Job>
Make an exact copy of all the entries below, with the pictures left out.

━━━ Exercise input ━━━

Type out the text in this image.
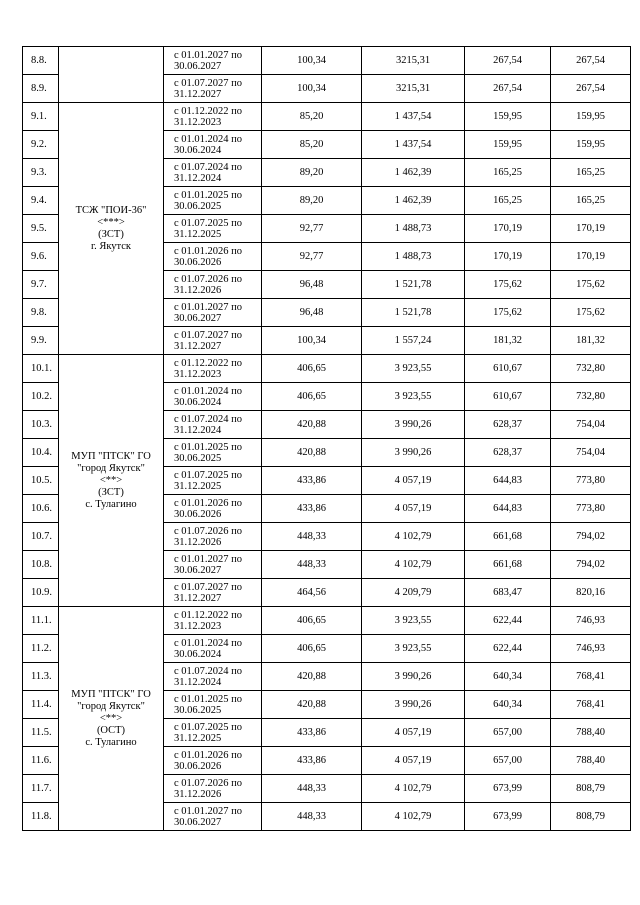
8.8.		с 01.01.2027 по
30.06.2027	100,34	3215,31	267,54	267,54
8.9.		с 01.07.2027 по
31.12.2027	100,34	3215,31	267,54	267,54
9.1.	ТСЖ "ПОИ-36"
<***>
(ЗСТ)
г. Якутск	с 01.12.2022 по
31.12.2023	85,20	1 437,54	159,95	159,95
9.2.		с 01.01.2024 по
30.06.2024	85,20	1 437,54	159,95	159,95
9.3.		с 01.07.2024 по
31.12.2024	89,20	1 462,39	165,25	165,25
9.4.		с 01.01.2025 по
30.06.2025	89,20	1 462,39	165,25	165,25
9.5.		с 01.07.2025 по
31.12.2025	92,77	1 488,73	170,19	170,19
9.6.		с 01.01.2026 по
30.06.2026	92,77	1 488,73	170,19	170,19
9.7.		с 01.07.2026 по
31.12.2026	96,48	1 521,78	175,62	175,62
9.8.		с 01.01.2027 по
30.06.2027	96,48	1 521,78	175,62	175,62
9.9.		с 01.07.2027 по
31.12.2027	100,34	1 557,24	181,32	181,32
10.1.	МУП "ПТСК" ГО
"город Якутск"
<**>
(ЗСТ)
с. Тулагино	с 01.12.2022 по
31.12.2023	406,65	3 923,55	610,67	732,80
10.2.		с 01.01.2024 по
30.06.2024	406,65	3 923,55	610,67	732,80
10.3.		с 01.07.2024 по
31.12.2024	420,88	3 990,26	628,37	754,04
10.4.		с 01.01.2025 по
30.06.2025	420,88	3 990,26	628,37	754,04
10.5.		с 01.07.2025 по
31.12.2025	433,86	4 057,19	644,83	773,80
10.6.		с 01.01.2026 по
30.06.2026	433,86	4 057,19	644,83	773,80
10.7.		с 01.07.2026 по
31.12.2026	448,33	4 102,79	661,68	794,02
10.8.		с 01.01.2027 по
30.06.2027	448,33	4 102,79	661,68	794,02
10.9.		с 01.07.2027 по
31.12.2027	464,56	4 209,79	683,47	820,16
11.1.	МУП "ПТСК" ГО
"город Якутск"
<**>
(ОСТ)
с. Тулагино	с 01.12.2022 по
31.12.2023	406,65	3 923,55	622,44	746,93
11.2.		с 01.01.2024 по
30.06.2024	406,65	3 923,55	622,44	746,93
11.3.		с 01.07.2024 по
31.12.2024	420,88	3 990,26	640,34	768,41
11.4.		с 01.01.2025 по
30.06.2025	420,88	3 990,26	640,34	768,41
11.5.		с 01.07.2025 по
31.12.2025	433,86	4 057,19	657,00	788,40
11.6.		с 01.01.2026 по
30.06.2026	433,86	4 057,19	657,00	788,40
11.7.		с 01.07.2026 по
31.12.2026	448,33	4 102,79	673,99	808,79
11.8.		с 01.01.2027 по
30.06.2027	448,33	4 102,79	673,99	808,79
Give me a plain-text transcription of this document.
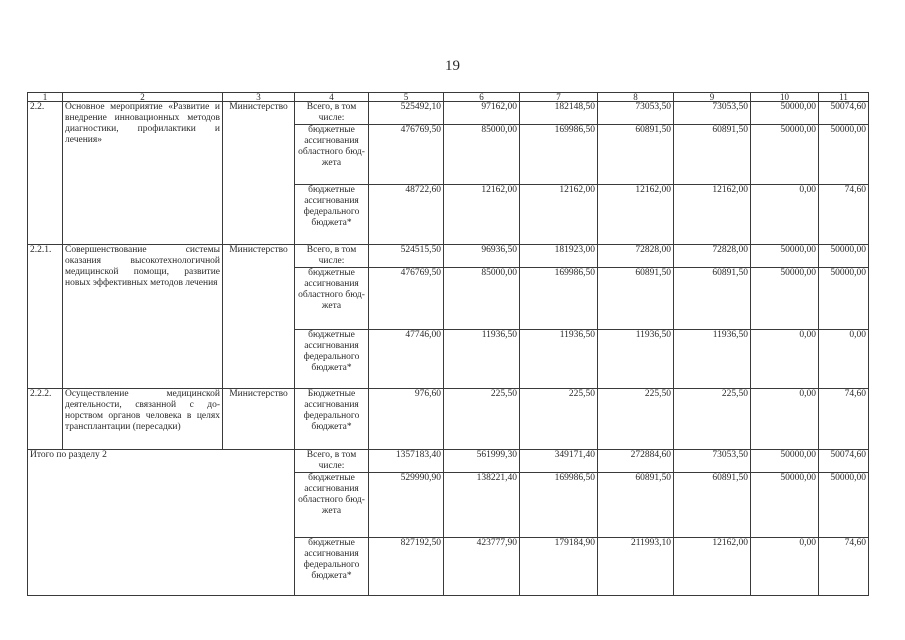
19
1	2	3	4	5	6	7	8	9	10	11
2.2.	Основное мероприятие «Развитие и внедрение инновационных методов диагностики, профилактики и лечения»	Министерство	Всего, в том числе:	525492,10	97162,00	182148,50	73053,50	73053,50	50000,00	50074,60
			бюджетные ассигнования областного бюджета	476769,50	85000,00	169986,50	60891,50	60891,50	50000,00	50000,00
			бюджетные ассигнования федерального бюджета*	48722,60	12162,00	12162,00	12162,00	12162,00	0,00	74,60
2.2.1.	Совершенствование системы оказания высокотехнологичной медицинской помощи, развитие новых эффективных методов лечения	Министерство	Всего, в том числе:	524515,50	96936,50	181923,00	72828,00	72828,00	50000,00	50000,00
			бюджетные ассигнования областного бюджета	476769,50	85000,00	169986,50	60891,50	60891,50	50000,00	50000,00
			бюджетные ассигнования федерального бюджета*	47746,00	11936,50	11936,50	11936,50	11936,50	0,00	0,00
2.2.2.	Осуществление медицинской деятельности, связанной с донорством органов человека в целях трансплантации (пересадки)	Министерство	Бюджетные ассигнования федерального бюджета*	976,60	225,50	225,50	225,50	225,50	0,00	74,60
Итого по разделу 2			Всего, в том числе:	1357183,40	561999,30	349171,40	272884,60	73053,50	50000,00	50074,60
			бюджетные ассигнования областного бюджета	529990,90	138221,40	169986,50	60891,50	60891,50	50000,00	50000,00
			бюджетные ассигнования федерального бюджета*	827192,50	423777,90	179184,90	211993,10	12162,00	0,00	74,60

━━━

Answer below>
Type out the text in this image.
8.8.		с 01.01.2027 по
30.06.2027	100,34	3215,31	267,54	267,54
8.9.		с 01.07.2027 по
31.12.2027	100,34	3215,31	267,54	267,54
9.1.	ТСЖ "ПОИ-36"
<***>
(ЗСТ)
г. Якутск	с 01.12.2022 по
31.12.2023	85,20	1 437,54	159,95	159,95
9.2.		с 01.01.2024 по
30.06.2024	85,20	1 437,54	159,95	159,95
9.3.		с 01.07.2024 по
31.12.2024	89,20	1 462,39	165,25	165,25
9.4.		с 01.01.2025 по
30.06.2025	89,20	1 462,39	165,25	165,25
9.5.		с 01.07.2025 по
31.12.2025	92,77	1 488,73	170,19	170,19
9.6.		с 01.01.2026 по
30.06.2026	92,77	1 488,73	170,19	170,19
9.7.		с 01.07.2026 по
31.12.2026	96,48	1 521,78	175,62	175,62
9.8.		с 01.01.2027 по
30.06.2027	96,48	1 521,78	175,62	175,62
9.9.		с 01.07.2027 по
31.12.2027	100,34	1 557,24	181,32	181,32
10.1.	МУП "ПТСК" ГО
"город Якутск"
<**>
(ЗСТ)
с. Тулагино	с 01.12.2022 по
31.12.2023	406,65	3 923,55	610,67	732,80
10.2.		с 01.01.2024 по
30.06.2024	406,65	3 923,55	610,67	732,80
10.3.		с 01.07.2024 по
31.12.2024	420,88	3 990,26	628,37	754,04
10.4.		с 01.01.2025 по
30.06.2025	420,88	3 990,26	628,37	754,04
10.5.		с 01.07.2025 по
31.12.2025	433,86	4 057,19	644,83	773,80
10.6.		с 01.01.2026 по
30.06.2026	433,86	4 057,19	644,83	773,80
10.7.		с 01.07.2026 по
31.12.2026	448,33	4 102,79	661,68	794,02
10.8.		с 01.01.2027 по
30.06.2027	448,33	4 102,79	661,68	794,02
10.9.		с 01.07.2027 по
31.12.2027	464,56	4 209,79	683,47	820,16
11.1.	МУП "ПТСК" ГО
"город Якутск"
<**>
(ОСТ)
с. Тулагино	с 01.12.2022 по
31.12.2023	406,65	3 923,55	622,44	746,93
11.2.		с 01.01.2024 по
30.06.2024	406,65	3 923,55	622,44	746,93
11.3.		с 01.07.2024 по
31.12.2024	420,88	3 990,26	640,34	768,41
11.4.		с 01.01.2025 по
30.06.2025	420,88	3 990,26	640,34	768,41
11.5.		с 01.07.2025 по
31.12.2025	433,86	4 057,19	657,00	788,40
11.6.		с 01.01.2026 по
30.06.2026	433,86	4 057,19	657,00	788,40
11.7.		с 01.07.2026 по
31.12.2026	448,33	4 102,79	673,99	808,79
11.8.		с 01.01.2027 по
30.06.2027	448,33	4 102,79	673,99	808,79
Give me a plain-text transcription of this document.
19
1	2	3	4	5	6	7	8	9	10	11
2.2.	Основное мероприятие «Развитие и внедрение инновационных методов диагностики, профилактики и лечения»	Министерство	Всего, в том числе:	525492,10	97162,00	182148,50	73053,50	73053,50	50000,00	50074,60
			бюджетные ассигнования областного бюджета	476769,50	85000,00	169986,50	60891,50	60891,50	50000,00	50000,00
			бюджетные ассигнования федерального бюджета*	48722,60	12162,00	12162,00	12162,00	12162,00	0,00	74,60
2.2.1.	Совершенствование системы оказания высокотехнологичной медицинской помощи, развитие новых эффективных методов лечения	Министерство	Всего, в том числе:	524515,50	96936,50	181923,00	72828,00	72828,00	50000,00	50000,00
			бюджетные ассигнования областного бюджета	476769,50	85000,00	169986,50	60891,50	60891,50	50000,00	50000,00
			бюджетные ассигнования федерального бюджета*	47746,00	11936,50	11936,50	11936,50	11936,50	0,00	0,00
2.2.2.	Осуществление медицинской деятельности, связанной с донорством органов человека в целях трансплантации (пересадки)	Министерство	Бюджетные ассигнования федерального бюджета*	976,60	225,50	225,50	225,50	225,50	0,00	74,60
Итого по разделу 2			Всего, в том числе:	1357183,40	561999,30	349171,40	272884,60	73053,50	50000,00	50074,60
			бюджетные ассигнования областного бюджета	529990,90	138221,40	169986,50	60891,50	60891,50	50000,00	50000,00
			бюджетные ассигнования федерального бюджета*	827192,50	423777,90	179184,90	211993,10	12162,00	0,00	74,60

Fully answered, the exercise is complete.